El sacrilegio consistía en reunir siete relatos que mostraban el choque (mortal) de sus protagonistas con la "necesidad histórica". Y donde dice historia vale decir sistema comunista. La curiosidad del caso reside en la sutileza de los jerifaltes yugoslavos, que, para evitar todo tufo a fosfatina política, acusaron a Kiš de plagio. Entre los supuestamente plagiados estaban Joyce y Borges, pero en la lista, entre cómica y patética, también tenían un sitio, paradójicamente, otros dos perseguidos: Alexander Solzhenitsin y Nadezhda Mandelstam. Haciendo buena la frase de que nadie se preocupa tanto por los poetas como los dictadores, los críticos en nómina empezaron hablando del libro como "un collar de perlas robadas" y terminaron compitiendo por colocar el título más ingenioso y macabro al frente de sus ataques. El concurso lo ganó éste: "Una tumba para Danilo Kiš".

═══

• _Instrucciones de la tarea_: Indica qué título ganó el concurso entre los críticos, según el fragmento sobre Danilo Kiš.

═══

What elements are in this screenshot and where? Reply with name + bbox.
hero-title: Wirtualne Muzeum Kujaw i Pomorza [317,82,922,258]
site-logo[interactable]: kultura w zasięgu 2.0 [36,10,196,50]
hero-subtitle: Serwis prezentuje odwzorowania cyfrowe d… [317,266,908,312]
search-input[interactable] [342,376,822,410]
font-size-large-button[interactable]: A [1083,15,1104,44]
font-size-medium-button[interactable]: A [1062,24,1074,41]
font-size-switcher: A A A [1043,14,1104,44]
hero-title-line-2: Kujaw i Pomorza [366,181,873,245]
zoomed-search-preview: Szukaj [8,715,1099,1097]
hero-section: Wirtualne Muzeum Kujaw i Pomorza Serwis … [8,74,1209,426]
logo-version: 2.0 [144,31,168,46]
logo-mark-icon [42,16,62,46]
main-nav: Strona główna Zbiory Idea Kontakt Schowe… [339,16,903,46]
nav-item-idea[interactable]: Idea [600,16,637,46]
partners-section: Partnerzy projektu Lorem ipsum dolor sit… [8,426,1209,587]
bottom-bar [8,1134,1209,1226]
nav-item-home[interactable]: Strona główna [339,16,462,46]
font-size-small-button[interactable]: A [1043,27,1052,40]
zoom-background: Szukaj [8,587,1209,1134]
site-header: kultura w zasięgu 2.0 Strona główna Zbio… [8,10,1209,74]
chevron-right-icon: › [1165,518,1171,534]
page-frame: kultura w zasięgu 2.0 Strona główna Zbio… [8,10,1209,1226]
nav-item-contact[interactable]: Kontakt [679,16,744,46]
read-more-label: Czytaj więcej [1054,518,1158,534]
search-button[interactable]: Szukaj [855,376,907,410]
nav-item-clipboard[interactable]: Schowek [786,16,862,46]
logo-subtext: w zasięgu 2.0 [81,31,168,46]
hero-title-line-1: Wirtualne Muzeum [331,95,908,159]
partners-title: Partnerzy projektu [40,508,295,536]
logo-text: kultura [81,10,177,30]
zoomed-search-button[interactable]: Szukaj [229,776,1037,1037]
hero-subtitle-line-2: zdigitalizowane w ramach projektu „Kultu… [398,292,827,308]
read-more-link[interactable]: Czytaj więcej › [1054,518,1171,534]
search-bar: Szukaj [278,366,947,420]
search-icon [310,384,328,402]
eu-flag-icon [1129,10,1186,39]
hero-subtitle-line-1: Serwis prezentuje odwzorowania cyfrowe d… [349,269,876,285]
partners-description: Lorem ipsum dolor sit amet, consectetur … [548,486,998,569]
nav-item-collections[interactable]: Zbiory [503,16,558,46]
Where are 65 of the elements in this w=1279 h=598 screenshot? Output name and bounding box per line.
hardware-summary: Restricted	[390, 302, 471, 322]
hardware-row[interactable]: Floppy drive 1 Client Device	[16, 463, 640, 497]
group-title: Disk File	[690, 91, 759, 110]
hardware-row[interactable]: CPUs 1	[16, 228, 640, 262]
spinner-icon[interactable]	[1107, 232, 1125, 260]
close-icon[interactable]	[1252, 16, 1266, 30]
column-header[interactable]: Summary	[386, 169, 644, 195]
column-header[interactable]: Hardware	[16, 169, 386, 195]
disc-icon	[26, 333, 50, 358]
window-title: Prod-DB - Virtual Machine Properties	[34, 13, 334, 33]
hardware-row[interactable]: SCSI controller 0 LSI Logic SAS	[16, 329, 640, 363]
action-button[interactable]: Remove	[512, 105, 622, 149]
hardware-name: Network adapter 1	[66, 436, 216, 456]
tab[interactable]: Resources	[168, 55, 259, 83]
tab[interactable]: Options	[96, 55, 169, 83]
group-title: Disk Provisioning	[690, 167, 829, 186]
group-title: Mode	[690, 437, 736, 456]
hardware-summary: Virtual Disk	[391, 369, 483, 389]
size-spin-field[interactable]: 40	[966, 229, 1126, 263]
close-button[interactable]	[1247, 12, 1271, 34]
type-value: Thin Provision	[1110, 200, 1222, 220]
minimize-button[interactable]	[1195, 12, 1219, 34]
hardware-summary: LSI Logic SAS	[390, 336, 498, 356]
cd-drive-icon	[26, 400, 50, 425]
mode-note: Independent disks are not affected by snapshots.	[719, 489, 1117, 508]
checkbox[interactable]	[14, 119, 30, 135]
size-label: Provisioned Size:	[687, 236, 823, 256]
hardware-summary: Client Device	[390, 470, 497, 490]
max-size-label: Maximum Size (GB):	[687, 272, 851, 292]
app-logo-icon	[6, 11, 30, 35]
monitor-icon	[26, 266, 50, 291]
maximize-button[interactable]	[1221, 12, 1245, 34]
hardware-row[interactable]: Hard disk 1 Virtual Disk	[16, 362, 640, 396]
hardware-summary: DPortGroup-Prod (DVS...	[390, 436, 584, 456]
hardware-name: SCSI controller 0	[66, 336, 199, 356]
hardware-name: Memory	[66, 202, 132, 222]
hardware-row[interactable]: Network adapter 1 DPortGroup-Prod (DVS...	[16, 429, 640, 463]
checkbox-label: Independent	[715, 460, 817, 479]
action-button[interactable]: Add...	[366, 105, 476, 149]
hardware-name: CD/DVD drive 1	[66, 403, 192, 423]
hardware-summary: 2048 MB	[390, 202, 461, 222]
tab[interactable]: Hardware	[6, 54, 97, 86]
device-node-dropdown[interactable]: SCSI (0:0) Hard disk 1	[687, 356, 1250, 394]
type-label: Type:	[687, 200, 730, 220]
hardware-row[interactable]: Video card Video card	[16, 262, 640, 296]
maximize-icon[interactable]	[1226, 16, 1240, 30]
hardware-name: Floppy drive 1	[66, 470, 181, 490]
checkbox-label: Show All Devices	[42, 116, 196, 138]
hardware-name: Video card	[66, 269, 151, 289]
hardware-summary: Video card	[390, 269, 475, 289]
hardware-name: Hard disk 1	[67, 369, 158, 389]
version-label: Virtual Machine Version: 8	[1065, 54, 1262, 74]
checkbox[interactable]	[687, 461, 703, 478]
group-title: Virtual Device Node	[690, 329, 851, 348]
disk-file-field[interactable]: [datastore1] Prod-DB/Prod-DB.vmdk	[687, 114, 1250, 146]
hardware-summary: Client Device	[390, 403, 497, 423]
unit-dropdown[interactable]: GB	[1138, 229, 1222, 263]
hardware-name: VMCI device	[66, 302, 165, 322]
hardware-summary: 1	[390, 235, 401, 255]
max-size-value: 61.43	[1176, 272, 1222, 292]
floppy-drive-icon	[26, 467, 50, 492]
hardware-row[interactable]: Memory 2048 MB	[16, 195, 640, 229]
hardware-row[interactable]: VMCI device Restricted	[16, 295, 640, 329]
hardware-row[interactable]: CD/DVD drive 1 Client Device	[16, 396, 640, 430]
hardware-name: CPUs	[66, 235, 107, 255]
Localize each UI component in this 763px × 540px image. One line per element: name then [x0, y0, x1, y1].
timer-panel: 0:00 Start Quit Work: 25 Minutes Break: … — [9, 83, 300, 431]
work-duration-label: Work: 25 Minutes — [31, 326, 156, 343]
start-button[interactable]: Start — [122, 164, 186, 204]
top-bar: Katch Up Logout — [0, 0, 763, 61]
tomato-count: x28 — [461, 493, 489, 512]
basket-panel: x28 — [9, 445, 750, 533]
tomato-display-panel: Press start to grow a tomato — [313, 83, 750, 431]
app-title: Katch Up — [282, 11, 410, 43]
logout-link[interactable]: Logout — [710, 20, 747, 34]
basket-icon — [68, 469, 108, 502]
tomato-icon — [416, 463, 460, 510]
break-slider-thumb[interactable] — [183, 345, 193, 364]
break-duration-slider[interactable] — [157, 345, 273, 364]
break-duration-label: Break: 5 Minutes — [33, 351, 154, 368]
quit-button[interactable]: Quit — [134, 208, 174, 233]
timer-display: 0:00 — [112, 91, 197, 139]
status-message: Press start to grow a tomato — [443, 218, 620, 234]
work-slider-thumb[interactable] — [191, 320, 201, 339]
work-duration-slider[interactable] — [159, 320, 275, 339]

═══

• _Respuesta de la tarea_: El título ganador fue "Una tumba para Danilo Kiš".